**Extracted data:**
* * *
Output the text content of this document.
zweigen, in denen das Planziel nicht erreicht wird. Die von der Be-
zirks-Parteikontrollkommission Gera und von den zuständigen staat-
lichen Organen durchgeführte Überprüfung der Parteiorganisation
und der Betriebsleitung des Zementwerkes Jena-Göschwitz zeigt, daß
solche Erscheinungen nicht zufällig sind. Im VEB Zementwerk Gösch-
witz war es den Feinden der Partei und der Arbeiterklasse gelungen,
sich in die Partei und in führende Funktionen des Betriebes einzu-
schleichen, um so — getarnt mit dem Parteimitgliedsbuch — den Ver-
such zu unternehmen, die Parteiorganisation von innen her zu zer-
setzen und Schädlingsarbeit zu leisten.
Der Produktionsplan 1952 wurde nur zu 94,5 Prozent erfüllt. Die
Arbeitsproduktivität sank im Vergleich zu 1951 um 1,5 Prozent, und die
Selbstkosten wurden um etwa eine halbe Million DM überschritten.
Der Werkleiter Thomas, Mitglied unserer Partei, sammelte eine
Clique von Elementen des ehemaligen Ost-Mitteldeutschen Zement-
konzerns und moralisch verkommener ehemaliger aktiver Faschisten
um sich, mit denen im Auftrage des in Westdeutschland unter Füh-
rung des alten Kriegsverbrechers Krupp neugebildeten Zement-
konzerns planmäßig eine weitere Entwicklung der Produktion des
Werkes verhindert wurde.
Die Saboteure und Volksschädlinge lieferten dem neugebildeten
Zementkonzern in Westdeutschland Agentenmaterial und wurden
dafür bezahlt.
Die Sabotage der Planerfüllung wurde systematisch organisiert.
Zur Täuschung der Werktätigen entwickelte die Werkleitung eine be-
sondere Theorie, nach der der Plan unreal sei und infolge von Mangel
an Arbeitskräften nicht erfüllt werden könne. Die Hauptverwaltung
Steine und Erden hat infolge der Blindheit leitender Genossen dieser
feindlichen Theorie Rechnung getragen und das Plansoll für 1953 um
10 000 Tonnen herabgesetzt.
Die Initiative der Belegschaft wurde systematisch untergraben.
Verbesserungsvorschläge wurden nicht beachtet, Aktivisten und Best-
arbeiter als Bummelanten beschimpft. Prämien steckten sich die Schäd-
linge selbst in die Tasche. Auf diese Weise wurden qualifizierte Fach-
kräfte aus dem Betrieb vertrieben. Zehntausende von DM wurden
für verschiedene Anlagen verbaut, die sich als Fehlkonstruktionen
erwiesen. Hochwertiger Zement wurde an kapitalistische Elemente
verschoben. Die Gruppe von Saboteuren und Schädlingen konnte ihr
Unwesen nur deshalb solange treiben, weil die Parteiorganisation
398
* * *
**Directions:** Transcribe every entry exactly.

**The answer:**
Output the text content of this document.
zweigen, in denen das Planziel nicht erreicht wird. Die von der Be-
zirks-Parteikontrollkommission Gera und von den zuständigen staat-
lichen Organen durchgeführte Überprüfung der Parteiorganisation
und der Betriebsleitung des Zementwerkes Jena-Göschwitz zeigt, daß
solche Erscheinungen nicht zufällig sind. Im VEB Zementwerk Gösch-
witz war es den Feinden der Partei und der Arbeiterklasse gelungen,
sich in die Partei und in führende Funktionen des Betriebes einzu-
schleichen, um so — getarnt mit dem Parteimitgliedsbuch — den Ver-
such zu unternehmen, die Parteiorganisation von innen her zu zer-
setzen und Schädlingsarbeit zu leisten.
Der Produktionsplan 1952 wurde nur zu 94,5 Prozent erfüllt. Die
Arbeitsproduktivität sank im Vergleich zu 1951 um 1,5 Prozent, und die
Selbstkosten wurden um etwa eine halbe Million DM überschritten.
Der Werkleiter Thomas, Mitglied unserer Partei, sammelte eine
Clique von Elementen des ehemaligen Ost-Mitteldeutschen Zement-
konzerns und moralisch verkommener ehemaliger aktiver Faschisten
um sich, mit denen im Auftrage des in Westdeutschland unter Füh-
rung des alten Kriegsverbrechers Krupp neugebildeten Zement-
konzerns planmäßig eine weitere Entwicklung der Produktion des
Werkes verhindert wurde.
Die Saboteure und Volksschädlinge lieferten dem neugebildeten
Zementkonzern in Westdeutschland Agentenmaterial und wurden
dafür bezahlt.
Die Sabotage der Planerfüllung wurde systematisch organisiert.
Zur Täuschung der Werktätigen entwickelte die Werkleitung eine be-
sondere Theorie, nach der der Plan unreal sei und infolge von Mangel
an Arbeitskräften nicht erfüllt werden könne. Die Hauptverwaltung
Steine und Erden hat infolge der Blindheit leitender Genossen dieser
feindlichen Theorie Rechnung getragen und das Plansoll für 1953 um
10 000 Tonnen herabgesetzt.
Die Initiative der Belegschaft wurde systematisch untergraben.
Verbesserungsvorschläge wurden nicht beachtet, Aktivisten und Best-
arbeiter als Bummelanten beschimpft. Prämien steckten sich die Schäd-
linge selbst in die Tasche. Auf diese Weise wurden qualifizierte Fach-
kräfte aus dem Betrieb vertrieben. Zehntausende von DM wurden
für verschiedene Anlagen verbaut, die sich als Fehlkonstruktionen
erwiesen. Hochwertiger Zement wurde an kapitalistische Elemente
verschoben. Die Gruppe von Saboteuren und Schädlingen konnte ihr
Unwesen nur deshalb solange treiben, weil die Parteiorganisation
398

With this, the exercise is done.